RECORD SET —
>>>>>

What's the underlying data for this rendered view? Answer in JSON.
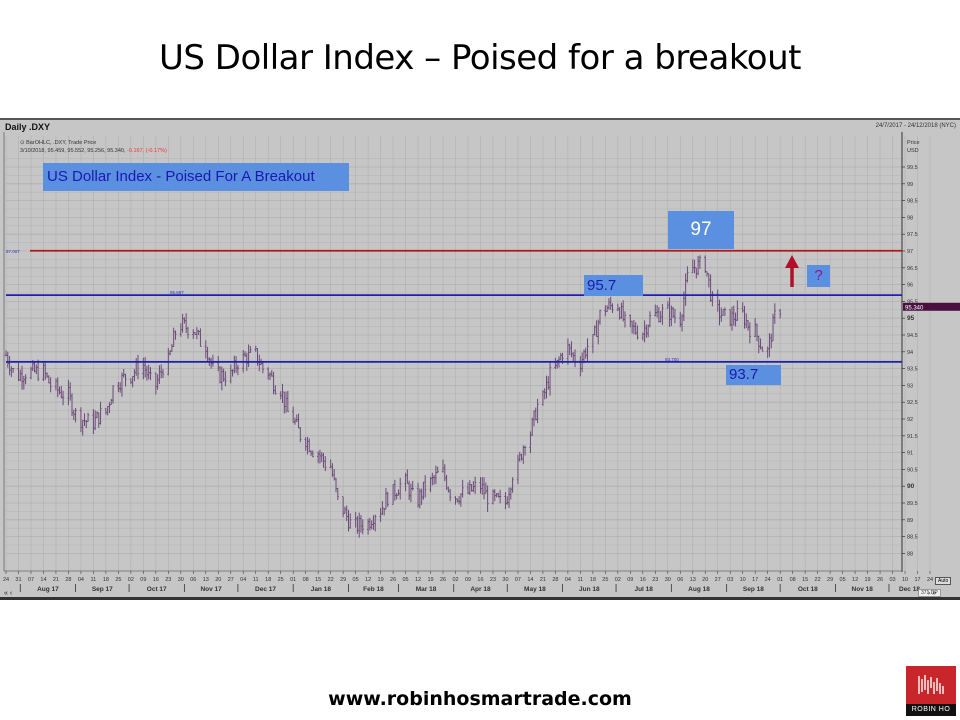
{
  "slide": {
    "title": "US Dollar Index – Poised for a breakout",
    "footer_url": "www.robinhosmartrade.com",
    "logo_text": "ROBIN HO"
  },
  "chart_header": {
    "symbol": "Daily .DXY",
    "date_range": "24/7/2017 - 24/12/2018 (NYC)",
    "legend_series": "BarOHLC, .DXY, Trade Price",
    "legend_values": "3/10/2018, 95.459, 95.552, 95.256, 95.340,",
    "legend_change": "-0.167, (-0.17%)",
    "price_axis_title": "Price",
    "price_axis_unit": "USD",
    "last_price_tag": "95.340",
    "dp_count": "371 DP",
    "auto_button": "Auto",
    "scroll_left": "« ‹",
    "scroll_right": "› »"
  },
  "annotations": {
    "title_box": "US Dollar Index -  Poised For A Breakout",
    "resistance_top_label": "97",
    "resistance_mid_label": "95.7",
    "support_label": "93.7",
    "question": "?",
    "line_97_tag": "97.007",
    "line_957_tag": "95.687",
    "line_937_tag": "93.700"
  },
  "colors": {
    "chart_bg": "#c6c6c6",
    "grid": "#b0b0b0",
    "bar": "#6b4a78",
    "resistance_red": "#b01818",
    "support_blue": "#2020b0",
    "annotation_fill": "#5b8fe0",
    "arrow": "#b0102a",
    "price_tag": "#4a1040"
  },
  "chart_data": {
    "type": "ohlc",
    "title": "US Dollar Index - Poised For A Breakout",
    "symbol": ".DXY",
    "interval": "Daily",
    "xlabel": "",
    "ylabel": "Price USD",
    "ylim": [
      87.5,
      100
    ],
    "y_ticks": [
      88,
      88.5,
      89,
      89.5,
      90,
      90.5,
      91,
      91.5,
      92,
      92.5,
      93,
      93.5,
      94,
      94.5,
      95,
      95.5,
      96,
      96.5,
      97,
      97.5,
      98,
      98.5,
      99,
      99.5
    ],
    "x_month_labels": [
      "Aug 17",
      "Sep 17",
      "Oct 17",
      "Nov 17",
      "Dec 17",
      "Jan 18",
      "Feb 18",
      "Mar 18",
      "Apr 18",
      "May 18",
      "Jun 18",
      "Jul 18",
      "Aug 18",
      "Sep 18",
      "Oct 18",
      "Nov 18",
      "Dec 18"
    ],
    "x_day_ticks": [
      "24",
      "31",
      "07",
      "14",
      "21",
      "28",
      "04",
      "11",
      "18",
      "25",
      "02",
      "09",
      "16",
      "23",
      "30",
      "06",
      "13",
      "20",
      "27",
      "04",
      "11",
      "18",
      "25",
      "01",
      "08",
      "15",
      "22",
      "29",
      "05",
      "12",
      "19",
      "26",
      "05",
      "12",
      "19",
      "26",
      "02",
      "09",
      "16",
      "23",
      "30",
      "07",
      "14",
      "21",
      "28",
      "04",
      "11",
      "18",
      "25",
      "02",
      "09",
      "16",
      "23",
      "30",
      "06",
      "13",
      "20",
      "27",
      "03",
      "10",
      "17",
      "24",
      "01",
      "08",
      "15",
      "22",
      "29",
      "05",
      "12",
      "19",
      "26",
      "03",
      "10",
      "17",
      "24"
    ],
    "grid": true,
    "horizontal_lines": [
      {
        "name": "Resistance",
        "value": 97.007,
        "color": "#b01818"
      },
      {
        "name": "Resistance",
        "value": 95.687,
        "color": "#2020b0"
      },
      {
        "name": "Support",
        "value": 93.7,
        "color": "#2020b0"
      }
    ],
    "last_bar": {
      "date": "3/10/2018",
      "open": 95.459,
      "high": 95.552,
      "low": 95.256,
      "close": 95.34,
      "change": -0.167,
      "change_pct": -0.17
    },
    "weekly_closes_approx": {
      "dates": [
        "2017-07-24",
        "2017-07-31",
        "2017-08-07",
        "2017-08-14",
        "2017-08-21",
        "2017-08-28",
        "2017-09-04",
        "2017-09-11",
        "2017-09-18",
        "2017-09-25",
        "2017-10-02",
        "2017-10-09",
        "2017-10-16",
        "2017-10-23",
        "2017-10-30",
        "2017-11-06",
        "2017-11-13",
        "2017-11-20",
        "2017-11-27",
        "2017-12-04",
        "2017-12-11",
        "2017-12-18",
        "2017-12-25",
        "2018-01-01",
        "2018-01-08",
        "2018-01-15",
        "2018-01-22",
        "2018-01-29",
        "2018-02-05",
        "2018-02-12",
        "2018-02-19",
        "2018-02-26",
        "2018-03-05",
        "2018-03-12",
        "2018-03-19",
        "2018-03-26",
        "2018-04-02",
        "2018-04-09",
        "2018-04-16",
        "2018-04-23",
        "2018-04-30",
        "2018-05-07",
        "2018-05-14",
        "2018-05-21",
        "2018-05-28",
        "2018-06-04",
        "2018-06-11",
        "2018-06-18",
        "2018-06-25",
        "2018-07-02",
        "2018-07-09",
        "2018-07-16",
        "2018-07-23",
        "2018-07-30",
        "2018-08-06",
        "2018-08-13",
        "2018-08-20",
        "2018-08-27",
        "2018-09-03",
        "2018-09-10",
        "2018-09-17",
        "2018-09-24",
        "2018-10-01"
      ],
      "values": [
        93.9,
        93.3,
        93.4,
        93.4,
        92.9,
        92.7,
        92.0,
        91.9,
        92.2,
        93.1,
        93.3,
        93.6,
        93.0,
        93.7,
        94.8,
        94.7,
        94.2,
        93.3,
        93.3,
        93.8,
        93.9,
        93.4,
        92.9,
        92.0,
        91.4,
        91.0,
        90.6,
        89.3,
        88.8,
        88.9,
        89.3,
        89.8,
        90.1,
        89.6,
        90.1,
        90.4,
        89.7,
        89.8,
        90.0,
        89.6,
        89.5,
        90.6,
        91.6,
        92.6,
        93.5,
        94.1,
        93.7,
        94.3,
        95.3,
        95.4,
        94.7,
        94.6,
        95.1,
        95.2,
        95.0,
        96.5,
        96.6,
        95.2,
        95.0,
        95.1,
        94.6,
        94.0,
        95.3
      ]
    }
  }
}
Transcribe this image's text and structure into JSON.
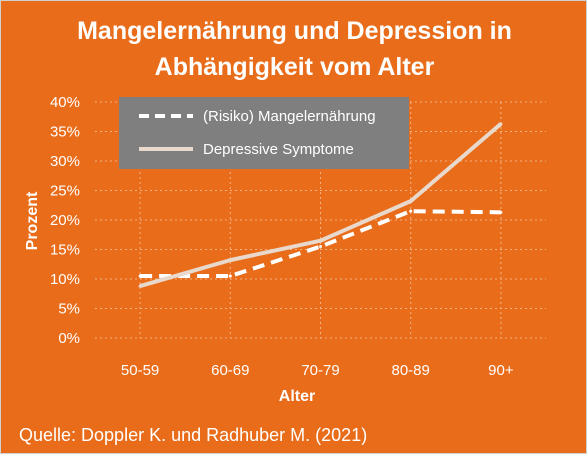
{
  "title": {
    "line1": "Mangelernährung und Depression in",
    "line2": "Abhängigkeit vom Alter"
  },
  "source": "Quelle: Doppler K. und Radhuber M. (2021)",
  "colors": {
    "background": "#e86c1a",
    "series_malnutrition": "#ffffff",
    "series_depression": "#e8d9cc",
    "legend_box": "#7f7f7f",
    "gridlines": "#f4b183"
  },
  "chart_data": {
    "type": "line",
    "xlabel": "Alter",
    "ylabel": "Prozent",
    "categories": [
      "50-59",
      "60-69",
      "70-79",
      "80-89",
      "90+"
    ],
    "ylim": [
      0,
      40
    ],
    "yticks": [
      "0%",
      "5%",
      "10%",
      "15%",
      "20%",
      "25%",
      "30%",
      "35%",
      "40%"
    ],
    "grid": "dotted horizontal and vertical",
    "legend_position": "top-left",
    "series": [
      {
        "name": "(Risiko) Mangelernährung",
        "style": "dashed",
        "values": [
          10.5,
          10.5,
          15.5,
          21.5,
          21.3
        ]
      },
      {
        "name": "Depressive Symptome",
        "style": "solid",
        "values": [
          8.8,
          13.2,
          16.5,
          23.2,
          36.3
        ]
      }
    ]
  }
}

<<<<<

SHORT PROBLEM —
From the entries above, select each line containing the string "Mangelernährung".

COMPLETE RESPONSE —
    "line1": "Mangelernährung und Depression in",
        "name": "(Risiko) Mangelernährung",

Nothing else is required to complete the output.